GOAL OF THE EXERCISE:
Work out how many lines in the data hold the word "Inglés", and reply with that number only.

[Items listed in a dataset]
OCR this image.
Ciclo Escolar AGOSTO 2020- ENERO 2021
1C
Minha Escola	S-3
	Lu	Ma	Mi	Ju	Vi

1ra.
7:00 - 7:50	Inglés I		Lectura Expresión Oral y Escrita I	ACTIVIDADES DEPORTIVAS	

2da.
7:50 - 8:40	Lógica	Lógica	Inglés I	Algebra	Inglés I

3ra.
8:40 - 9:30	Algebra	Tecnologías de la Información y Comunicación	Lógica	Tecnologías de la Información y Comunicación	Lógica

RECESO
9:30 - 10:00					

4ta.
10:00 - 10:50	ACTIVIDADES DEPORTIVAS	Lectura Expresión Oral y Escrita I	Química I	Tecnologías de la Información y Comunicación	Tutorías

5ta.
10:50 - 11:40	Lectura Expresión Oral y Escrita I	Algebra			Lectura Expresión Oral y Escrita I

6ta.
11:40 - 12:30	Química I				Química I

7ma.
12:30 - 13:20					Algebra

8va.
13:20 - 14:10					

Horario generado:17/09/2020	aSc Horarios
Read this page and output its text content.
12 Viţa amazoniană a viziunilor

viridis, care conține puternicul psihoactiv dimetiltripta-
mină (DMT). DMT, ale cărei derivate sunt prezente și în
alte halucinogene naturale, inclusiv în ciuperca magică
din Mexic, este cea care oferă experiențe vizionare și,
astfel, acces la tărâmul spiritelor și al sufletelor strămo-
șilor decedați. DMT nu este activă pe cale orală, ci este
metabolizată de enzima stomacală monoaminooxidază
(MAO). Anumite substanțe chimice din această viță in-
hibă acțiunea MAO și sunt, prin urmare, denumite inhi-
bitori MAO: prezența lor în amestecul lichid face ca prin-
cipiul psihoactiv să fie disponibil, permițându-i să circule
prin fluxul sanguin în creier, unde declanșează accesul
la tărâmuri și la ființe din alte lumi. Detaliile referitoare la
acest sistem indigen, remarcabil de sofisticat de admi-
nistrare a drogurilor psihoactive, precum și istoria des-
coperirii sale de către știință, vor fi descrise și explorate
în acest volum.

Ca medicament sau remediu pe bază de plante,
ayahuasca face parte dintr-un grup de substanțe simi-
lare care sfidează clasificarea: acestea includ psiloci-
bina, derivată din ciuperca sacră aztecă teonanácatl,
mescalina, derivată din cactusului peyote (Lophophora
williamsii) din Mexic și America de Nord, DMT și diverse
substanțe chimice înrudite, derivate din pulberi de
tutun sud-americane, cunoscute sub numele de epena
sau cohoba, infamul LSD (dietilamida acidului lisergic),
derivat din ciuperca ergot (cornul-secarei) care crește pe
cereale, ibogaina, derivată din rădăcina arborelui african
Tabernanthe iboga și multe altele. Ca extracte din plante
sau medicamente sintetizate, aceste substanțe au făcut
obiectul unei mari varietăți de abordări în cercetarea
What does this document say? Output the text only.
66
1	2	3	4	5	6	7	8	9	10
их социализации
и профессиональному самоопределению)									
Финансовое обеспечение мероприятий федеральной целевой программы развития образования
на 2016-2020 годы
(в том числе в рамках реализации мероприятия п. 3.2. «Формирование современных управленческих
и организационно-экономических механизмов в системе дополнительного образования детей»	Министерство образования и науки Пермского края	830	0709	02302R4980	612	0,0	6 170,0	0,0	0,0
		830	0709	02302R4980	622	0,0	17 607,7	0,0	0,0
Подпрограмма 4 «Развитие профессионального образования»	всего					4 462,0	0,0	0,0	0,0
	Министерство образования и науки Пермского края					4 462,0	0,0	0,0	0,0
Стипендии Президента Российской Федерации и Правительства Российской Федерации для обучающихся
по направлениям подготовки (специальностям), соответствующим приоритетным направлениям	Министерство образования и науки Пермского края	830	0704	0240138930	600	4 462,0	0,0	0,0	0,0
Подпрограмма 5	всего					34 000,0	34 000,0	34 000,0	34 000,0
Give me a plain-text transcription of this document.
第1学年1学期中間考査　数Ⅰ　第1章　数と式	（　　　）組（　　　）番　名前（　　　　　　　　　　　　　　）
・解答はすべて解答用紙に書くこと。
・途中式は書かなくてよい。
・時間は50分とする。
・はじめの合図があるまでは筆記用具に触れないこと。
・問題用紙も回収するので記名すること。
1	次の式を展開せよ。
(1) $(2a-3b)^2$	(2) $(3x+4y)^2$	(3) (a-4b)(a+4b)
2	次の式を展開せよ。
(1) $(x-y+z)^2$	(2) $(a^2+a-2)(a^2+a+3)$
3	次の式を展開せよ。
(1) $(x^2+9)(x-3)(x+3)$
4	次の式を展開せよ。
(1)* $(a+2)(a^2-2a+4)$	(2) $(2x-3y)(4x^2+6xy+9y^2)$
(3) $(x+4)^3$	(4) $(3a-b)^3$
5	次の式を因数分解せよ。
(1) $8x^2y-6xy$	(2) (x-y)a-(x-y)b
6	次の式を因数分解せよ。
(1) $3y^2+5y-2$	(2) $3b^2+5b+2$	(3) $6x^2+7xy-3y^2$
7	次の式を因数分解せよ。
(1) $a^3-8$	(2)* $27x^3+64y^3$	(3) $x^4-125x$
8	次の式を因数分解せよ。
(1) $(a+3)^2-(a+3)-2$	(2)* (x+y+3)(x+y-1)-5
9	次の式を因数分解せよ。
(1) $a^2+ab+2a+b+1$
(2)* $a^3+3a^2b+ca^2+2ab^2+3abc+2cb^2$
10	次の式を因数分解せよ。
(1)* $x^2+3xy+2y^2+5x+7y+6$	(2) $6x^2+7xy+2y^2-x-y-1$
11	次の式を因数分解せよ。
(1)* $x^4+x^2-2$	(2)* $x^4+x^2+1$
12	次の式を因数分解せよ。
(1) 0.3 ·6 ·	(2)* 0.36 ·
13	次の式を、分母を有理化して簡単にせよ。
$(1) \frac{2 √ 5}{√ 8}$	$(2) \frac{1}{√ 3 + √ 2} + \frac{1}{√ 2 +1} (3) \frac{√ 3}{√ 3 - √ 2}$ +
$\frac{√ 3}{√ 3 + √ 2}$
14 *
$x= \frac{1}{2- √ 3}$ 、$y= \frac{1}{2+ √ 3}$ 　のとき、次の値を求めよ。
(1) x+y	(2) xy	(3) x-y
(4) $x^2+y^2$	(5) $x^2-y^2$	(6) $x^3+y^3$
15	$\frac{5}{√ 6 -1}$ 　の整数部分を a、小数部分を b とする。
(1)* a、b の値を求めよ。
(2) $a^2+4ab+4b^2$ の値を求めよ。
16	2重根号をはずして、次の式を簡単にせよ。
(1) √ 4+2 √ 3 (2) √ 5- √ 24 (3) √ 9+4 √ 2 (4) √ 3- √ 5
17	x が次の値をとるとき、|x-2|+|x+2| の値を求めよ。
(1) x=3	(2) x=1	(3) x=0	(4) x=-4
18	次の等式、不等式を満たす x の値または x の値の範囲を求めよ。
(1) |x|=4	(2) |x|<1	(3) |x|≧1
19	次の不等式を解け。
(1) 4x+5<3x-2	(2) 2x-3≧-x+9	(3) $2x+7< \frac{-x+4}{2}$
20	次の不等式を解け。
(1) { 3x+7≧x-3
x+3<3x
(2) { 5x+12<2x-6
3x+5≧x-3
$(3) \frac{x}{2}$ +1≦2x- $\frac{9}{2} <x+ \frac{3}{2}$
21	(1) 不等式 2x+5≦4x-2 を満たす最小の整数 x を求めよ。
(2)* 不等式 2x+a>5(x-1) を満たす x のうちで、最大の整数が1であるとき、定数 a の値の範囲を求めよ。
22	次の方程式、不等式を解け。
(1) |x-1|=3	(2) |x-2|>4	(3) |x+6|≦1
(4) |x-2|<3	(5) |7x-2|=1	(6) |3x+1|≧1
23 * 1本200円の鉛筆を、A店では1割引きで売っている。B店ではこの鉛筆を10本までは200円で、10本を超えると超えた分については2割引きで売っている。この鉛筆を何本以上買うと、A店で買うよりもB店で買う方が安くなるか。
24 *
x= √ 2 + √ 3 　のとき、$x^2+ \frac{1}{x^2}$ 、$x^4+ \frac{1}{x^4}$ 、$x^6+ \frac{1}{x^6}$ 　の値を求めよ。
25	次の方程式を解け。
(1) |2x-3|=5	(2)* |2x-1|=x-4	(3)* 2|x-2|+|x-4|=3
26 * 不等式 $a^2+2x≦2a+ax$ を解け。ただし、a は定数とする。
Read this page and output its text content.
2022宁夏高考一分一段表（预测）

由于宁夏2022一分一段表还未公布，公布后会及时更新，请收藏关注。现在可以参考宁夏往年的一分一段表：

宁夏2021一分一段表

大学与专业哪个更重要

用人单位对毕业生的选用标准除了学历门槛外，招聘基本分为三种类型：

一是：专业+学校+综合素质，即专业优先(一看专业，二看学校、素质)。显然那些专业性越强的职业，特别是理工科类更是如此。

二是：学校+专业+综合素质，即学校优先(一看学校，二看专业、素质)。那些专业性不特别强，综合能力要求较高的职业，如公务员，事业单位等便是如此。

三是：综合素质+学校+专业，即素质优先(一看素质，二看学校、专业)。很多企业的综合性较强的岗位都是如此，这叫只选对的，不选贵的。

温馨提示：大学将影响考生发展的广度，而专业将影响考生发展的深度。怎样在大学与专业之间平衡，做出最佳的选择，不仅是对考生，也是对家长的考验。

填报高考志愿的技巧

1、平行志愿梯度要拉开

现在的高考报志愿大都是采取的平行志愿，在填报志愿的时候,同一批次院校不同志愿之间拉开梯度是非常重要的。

ANSWER TO THIS TASK:
2